**Do this**
Copy out the listing that follows, exactly, without its pictures.

**Extracted material**
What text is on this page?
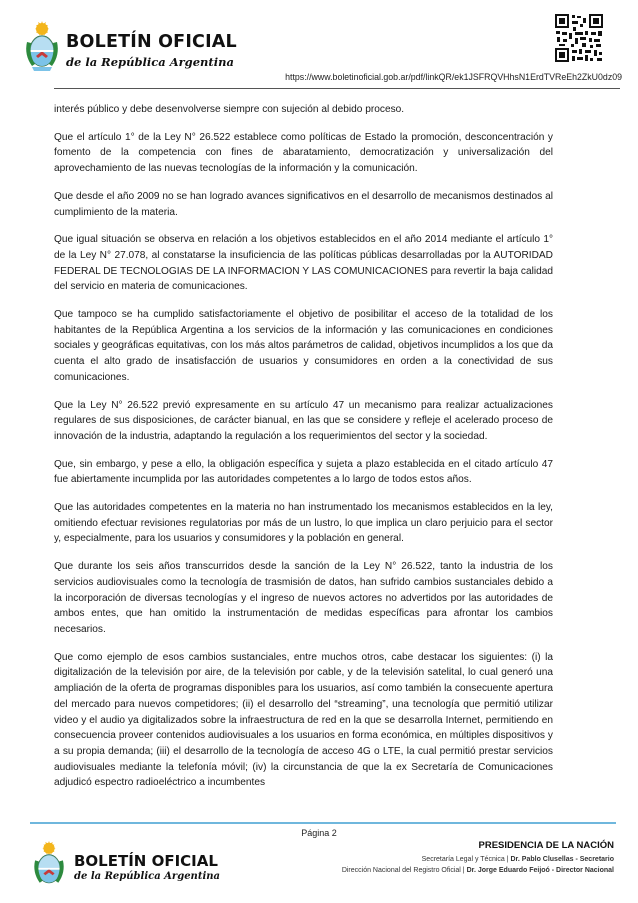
BOLETÍN OFICIAL
de la República Argentina
https://www.boletinoficial.gob.ar/pdf/linkQR/ek1JSFRQVHhsN1ErdTVReEh2ZkU0dz09

interés público y debe desenvolverse siempre con sujeción al debido proceso.

Que el artículo 1° de la Ley N° 26.522 establece como políticas de Estado la promoción, desconcentración y fomento de la competencia con fines de abaratamiento, democratización y universalización del aprovechamiento de las nuevas tecnologías de la información y la comunicación.

Que desde el año 2009 no se han logrado avances significativos en el desarrollo de mecanismos destinados al cumplimiento de la materia.

Que igual situación se observa en relación a los objetivos establecidos en el año 2014 mediante el artículo 1° de la Ley N° 27.078, al constatarse la insuficiencia de las políticas públicas desarrolladas por la AUTORIDAD FEDERAL DE TECNOLOGIAS DE LA INFORMACION Y LAS COMUNICACIONES para revertir la baja calidad del servicio en materia de comunicaciones.

Que tampoco se ha cumplido satisfactoriamente el objetivo de posibilitar el acceso de la totalidad de los habitantes de la República Argentina a los servicios de la información y las comunicaciones en condiciones sociales y geográficas equitativas, con los más altos parámetros de calidad, objetivos incumplidos a los que da cuenta el alto grado de insatisfacción de usuarios y consumidores en orden a la conectividad de sus comunicaciones.

Que la Ley N° 26.522 previó expresamente en su artículo 47 un mecanismo para realizar actualizaciones regulares de sus disposiciones, de carácter bianual, en las que se considere y refleje el acelerado proceso de innovación de la industria, adaptando la regulación a los requerimientos del sector y la sociedad.

Que, sin embargo, y pese a ello, la obligación específica y sujeta a plazo establecida en el citado artículo 47 fue abiertamente incumplida por las autoridades competentes a lo largo de todos estos años.

Que las autoridades competentes en la materia no han instrumentado los mecanismos establecidos en la ley, omitiendo efectuar revisiones regulatorias por más de un lustro, lo que implica un claro perjuicio para el sector y, especialmente, para los usuarios y consumidores y la población en general.

Que durante los seis años transcurridos desde la sanción de la Ley N° 26.522, tanto la industria de los servicios audiovisuales como la tecnología de trasmisión de datos, han sufrido cambios sustanciales debido a la incorporación de diversas tecnologías y el ingreso de nuevos actores no advertidos por las autoridades de ambos entes, que han omitido la instrumentación de medidas específicas para afrontar los cambios necesarios.

Que como ejemplo de esos cambios sustanciales, entre muchos otros, cabe destacar los siguientes: (i) la digitalización de la televisión por aire, de la televisión por cable, y de la televisión satelital, lo cual generó una ampliación de la oferta de programas disponibles para los usuarios, así como también la consecuente apertura del mercado para nuevos competidores; (ii) el desarrollo del “streaming”, una tecnología que permitió utilizar video y el audio ya digitalizados sobre la infraestructura de red en la que se desarrolla Internet, permitiendo en consecuencia proveer contenidos audiovisuales a los usuarios en forma económica, en múltiples dispositivos y a su propia demanda; (iii) el desarrollo de la tecnología de acceso 4G o LTE, la cual permitió prestar servicios audiovisuales mediante la telefonía móvil; (iv) la circunstancia de que la ex Secretaría de Comunicaciones adjudicó espectro radioeléctrico a incumbentes

Página 2
BOLETÍN OFICIAL
de la República Argentina
PRESIDENCIA DE LA NACIÓN
Secretaría Legal y Técnica | Dr. Pablo Clusellas - Secretario
Dirección Nacional del Registro Oficial | Dr. Jorge Eduardo Feijoó - Director Nacional
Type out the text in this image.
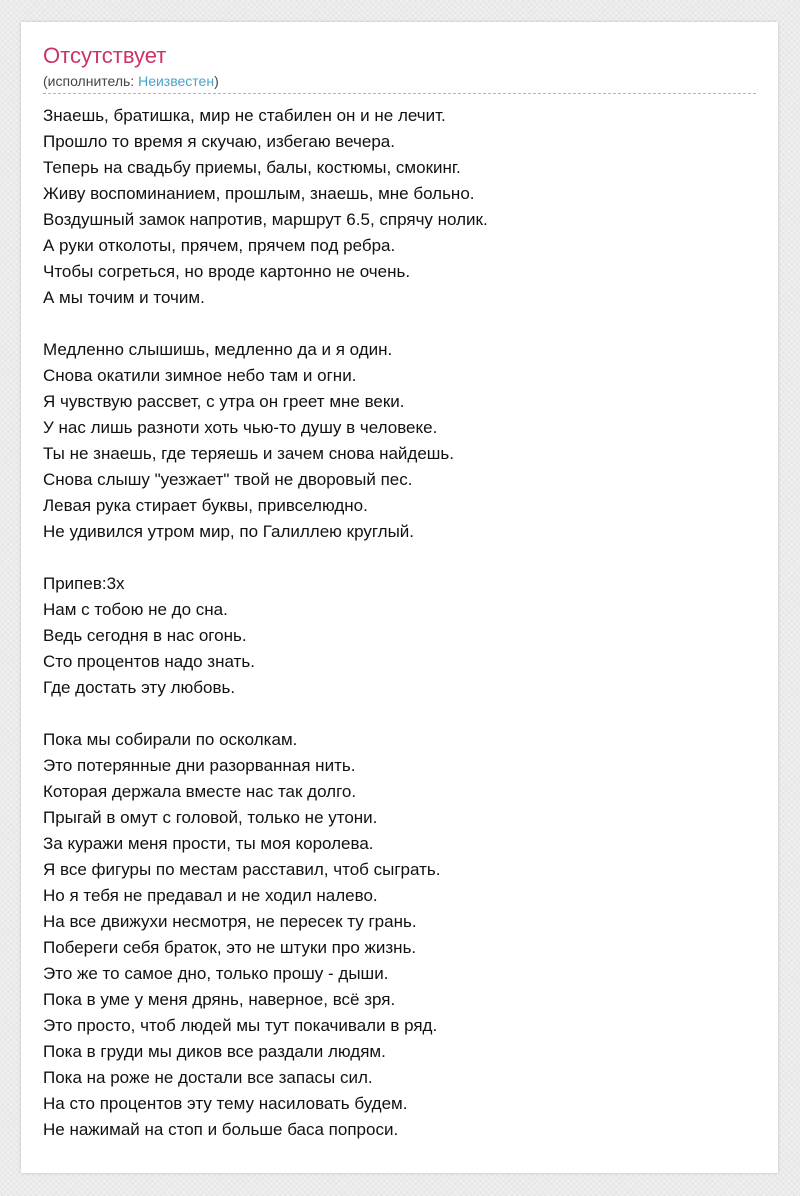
Отсутствует
(исполнитель: Неизвестен)
Знаешь, братишка, мир не стабилен он и не лечит.
Прошло то время я скучаю, избегаю вечера.
Теперь на свадьбу приемы, балы, костюмы, смокинг.
Живу воспоминанием, прошлым, знаешь, мне больно.
Воздушный замок напротив, маршрут 6.5, спрячу нолик.
А руки отколоты, прячем, прячем под ребра.
Чтобы согреться, но вроде картонно не очень.
А мы точим и точим.
Медленно слышишь, медленно да и я один.
Снова окатили зимное небо там и огни.
Я чувствую рассвет, с утра он греет мне веки.
У нас лишь разноти хоть чью-то душу в человеке.
Ты не знаешь, где теряешь и зачем снова найдешь.
Снова слышу "уезжает" твой не дворовый пес.
Левая рука стирает буквы, привселюдно.
Не удивился утром мир, по Галиллею круглый.
Припев:3х
Нам с тобою не до сна.
Ведь сегодня в нас огонь.
Сто процентов надо знать.
Где достать эту любовь.
Пока мы собирали по осколкам.
Это потерянные дни разорванная нить.
Которая держала вместе нас так долго.
Прыгай в омут с головой, только не утони.
За куражи меня прости, ты моя королева.
Я все фигуры по местам расставил, чтоб сыграть.
Но я тебя не предавал и не ходил налево.
На все движухи несмотря, не пересек ту грань.
Побереги себя браток, это не штуки про жизнь.
Это же то самое дно, только прошу - дыши.
Пока в уме у меня дрянь, наверное, всё зря.
Это просто, чтоб людей мы тут покачивали в ряд.
Пока в груди мы диков все раздали людям.
Пока на роже не достали все запасы сил.
На сто процентов эту тему насиловать будем.
Не нажимай на стоп и больше баса попроси.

**Answer for this exercise**
What text is on this page?
BOLETÍN OFICIAL
de la República Argentina
https://www.boletinoficial.gob.ar/pdf/linkQR/ek1JSFRQVHhsN1ErdTVReEh2ZkU0dz09

interés público y debe desenvolverse siempre con sujeción al debido proceso.

Que el artículo 1° de la Ley N° 26.522 establece como políticas de Estado la promoción, desconcentración y fomento de la competencia con fines de abaratamiento, democratización y universalización del aprovechamiento de las nuevas tecnologías de la información y la comunicación.

Que desde el año 2009 no se han logrado avances significativos en el desarrollo de mecanismos destinados al cumplimiento de la materia.

Que igual situación se observa en relación a los objetivos establecidos en el año 2014 mediante el artículo 1° de la Ley N° 27.078, al constatarse la insuficiencia de las políticas públicas desarrolladas por la AUTORIDAD FEDERAL DE TECNOLOGIAS DE LA INFORMACION Y LAS COMUNICACIONES para revertir la baja calidad del servicio en materia de comunicaciones.

Que tampoco se ha cumplido satisfactoriamente el objetivo de posibilitar el acceso de la totalidad de los habitantes de la República Argentina a los servicios de la información y las comunicaciones en condiciones sociales y geográficas equitativas, con los más altos parámetros de calidad, objetivos incumplidos a los que da cuenta el alto grado de insatisfacción de usuarios y consumidores en orden a la conectividad de sus comunicaciones.

Que la Ley N° 26.522 previó expresamente en su artículo 47 un mecanismo para realizar actualizaciones regulares de sus disposiciones, de carácter bianual, en las que se considere y refleje el acelerado proceso de innovación de la industria, adaptando la regulación a los requerimientos del sector y la sociedad.

Que, sin embargo, y pese a ello, la obligación específica y sujeta a plazo establecida en el citado artículo 47 fue abiertamente incumplida por las autoridades competentes a lo largo de todos estos años.

Que las autoridades competentes en la materia no han instrumentado los mecanismos establecidos en la ley, omitiendo efectuar revisiones regulatorias por más de un lustro, lo que implica un claro perjuicio para el sector y, especialmente, para los usuarios y consumidores y la población en general.

Que durante los seis años transcurridos desde la sanción de la Ley N° 26.522, tanto la industria de los servicios audiovisuales como la tecnología de trasmisión de datos, han sufrido cambios sustanciales debido a la incorporación de diversas tecnologías y el ingreso de nuevos actores no advertidos por las autoridades de ambos entes, que han omitido la instrumentación de medidas específicas para afrontar los cambios necesarios.

Que como ejemplo de esos cambios sustanciales, entre muchos otros, cabe destacar los siguientes: (i) la digitalización de la televisión por aire, de la televisión por cable, y de la televisión satelital, lo cual generó una ampliación de la oferta de programas disponibles para los usuarios, así como también la consecuente apertura del mercado para nuevos competidores; (ii) el desarrollo del “streaming”, una tecnología que permitió utilizar video y el audio ya digitalizados sobre la infraestructura de red en la que se desarrolla Internet, permitiendo en consecuencia proveer contenidos audiovisuales a los usuarios en forma económica, en múltiples dispositivos y a su propia demanda; (iii) el desarrollo de la tecnología de acceso 4G o LTE, la cual permitió prestar servicios audiovisuales mediante la telefonía móvil; (iv) la circunstancia de que la ex Secretaría de Comunicaciones adjudicó espectro radioeléctrico a incumbentes

Página 2
BOLETÍN OFICIAL
de la República Argentina
PRESIDENCIA DE LA NACIÓN
Secretaría Legal y Técnica | Dr. Pablo Clusellas - Secretario
Dirección Nacional del Registro Oficial | Dr. Jorge Eduardo Feijoó - Director Nacional
Type out the text in this image.
Отсутствует
(исполнитель: Неизвестен)
Знаешь, братишка, мир не стабилен он и не лечит.
Прошло то время я скучаю, избегаю вечера.
Теперь на свадьбу приемы, балы, костюмы, смокинг.
Живу воспоминанием, прошлым, знаешь, мне больно.
Воздушный замок напротив, маршрут 6.5, спрячу нолик.
А руки отколоты, прячем, прячем под ребра.
Чтобы согреться, но вроде картонно не очень.
А мы точим и точим.
Медленно слышишь, медленно да и я один.
Снова окатили зимное небо там и огни.
Я чувствую рассвет, с утра он греет мне веки.
У нас лишь разноти хоть чью-то душу в человеке.
Ты не знаешь, где теряешь и зачем снова найдешь.
Снова слышу "уезжает" твой не дворовый пес.
Левая рука стирает буквы, привселюдно.
Не удивился утром мир, по Галиллею круглый.
Припев:3х
Нам с тобою не до сна.
Ведь сегодня в нас огонь.
Сто процентов надо знать.
Где достать эту любовь.
Пока мы собирали по осколкам.
Это потерянные дни разорванная нить.
Которая держала вместе нас так долго.
Прыгай в омут с головой, только не утони.
За куражи меня прости, ты моя королева.
Я все фигуры по местам расставил, чтоб сыграть.
Но я тебя не предавал и не ходил налево.
На все движухи несмотря, не пересек ту грань.
Побереги себя браток, это не штуки про жизнь.
Это же то самое дно, только прошу - дыши.
Пока в уме у меня дрянь, наверное, всё зря.
Это просто, чтоб людей мы тут покачивали в ряд.
Пока в груди мы диков все раздали людям.
Пока на роже не достали все запасы сил.
На сто процентов эту тему насиловать будем.
Не нажимай на стоп и больше баса попроси.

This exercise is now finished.